PROBLEM TO WORK ON | Omit all images. Write out the rest of the material exactly.

________

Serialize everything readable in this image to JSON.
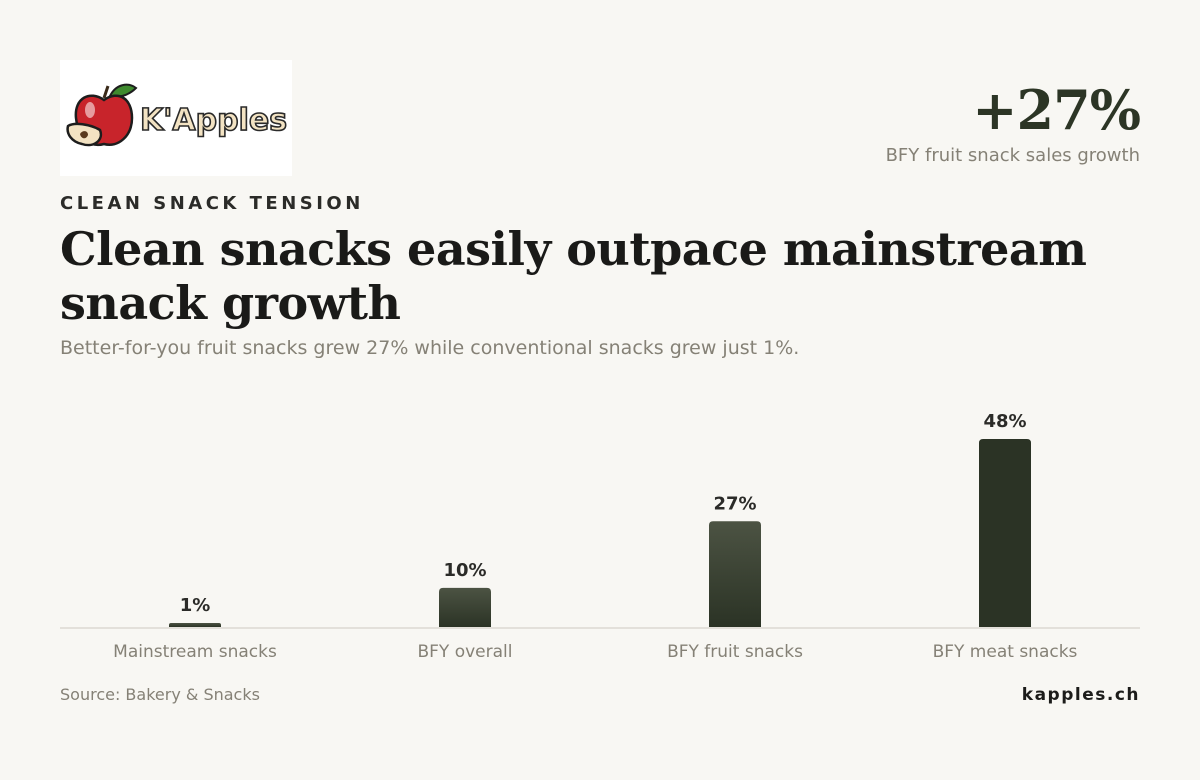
{
  "brand": {
    "logo_text": "K'Apples",
    "site": "kapples.ch"
  },
  "headline_stat": {
    "value": "+27%",
    "label": "BFY fruit snack sales growth"
  },
  "eyebrow": "CLEAN SNACK TENSION",
  "title": "Clean snacks easily outpace mainstream snack growth",
  "subtitle": "Better-for-you fruit snacks grew 27% while conventional snacks grew just 1%.",
  "source": "Source: Bakery & Snacks",
  "colors": {
    "background": "#f8f7f3",
    "bar_light": "#4c5343",
    "bar_dark": "#2b3325",
    "axis": "#d6d3cb",
    "muted_text": "#858176"
  },
  "chart_data": {
    "type": "bar",
    "categories": [
      "Mainstream snacks",
      "BFY overall",
      "BFY fruit snacks",
      "BFY meat snacks"
    ],
    "values": [
      1,
      10,
      27,
      48
    ],
    "value_labels": [
      "1%",
      "10%",
      "27%",
      "48%"
    ],
    "unit": "%",
    "ylim": [
      0,
      48
    ],
    "grid": false,
    "title": "",
    "xlabel": "",
    "ylabel": ""
  }
}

________

SOLUTION TO THIS EXERCISE |
Serialize everything readable in this image to JSON.
{
  "brand": {
    "logo_text": "K'Apples",
    "site": "kapples.ch"
  },
  "headline_stat": {
    "value": "+27%",
    "label": "BFY fruit snack sales growth"
  },
  "eyebrow": "CLEAN SNACK TENSION",
  "title": "Clean snacks easily outpace mainstream snack growth",
  "subtitle": "Better-for-you fruit snacks grew 27% while conventional snacks grew just 1%.",
  "source": "Source: Bakery & Snacks",
  "colors": {
    "background": "#f8f7f3",
    "bar_light": "#4c5343",
    "bar_dark": "#2b3325",
    "axis": "#d6d3cb",
    "muted_text": "#858176"
  },
  "chart_data": {
    "type": "bar",
    "categories": [
      "Mainstream snacks",
      "BFY overall",
      "BFY fruit snacks",
      "BFY meat snacks"
    ],
    "values": [
      1,
      10,
      27,
      48
    ],
    "value_labels": [
      "1%",
      "10%",
      "27%",
      "48%"
    ],
    "unit": "%",
    "ylim": [
      0,
      48
    ],
    "grid": false,
    "title": "",
    "xlabel": "",
    "ylabel": ""
  }
}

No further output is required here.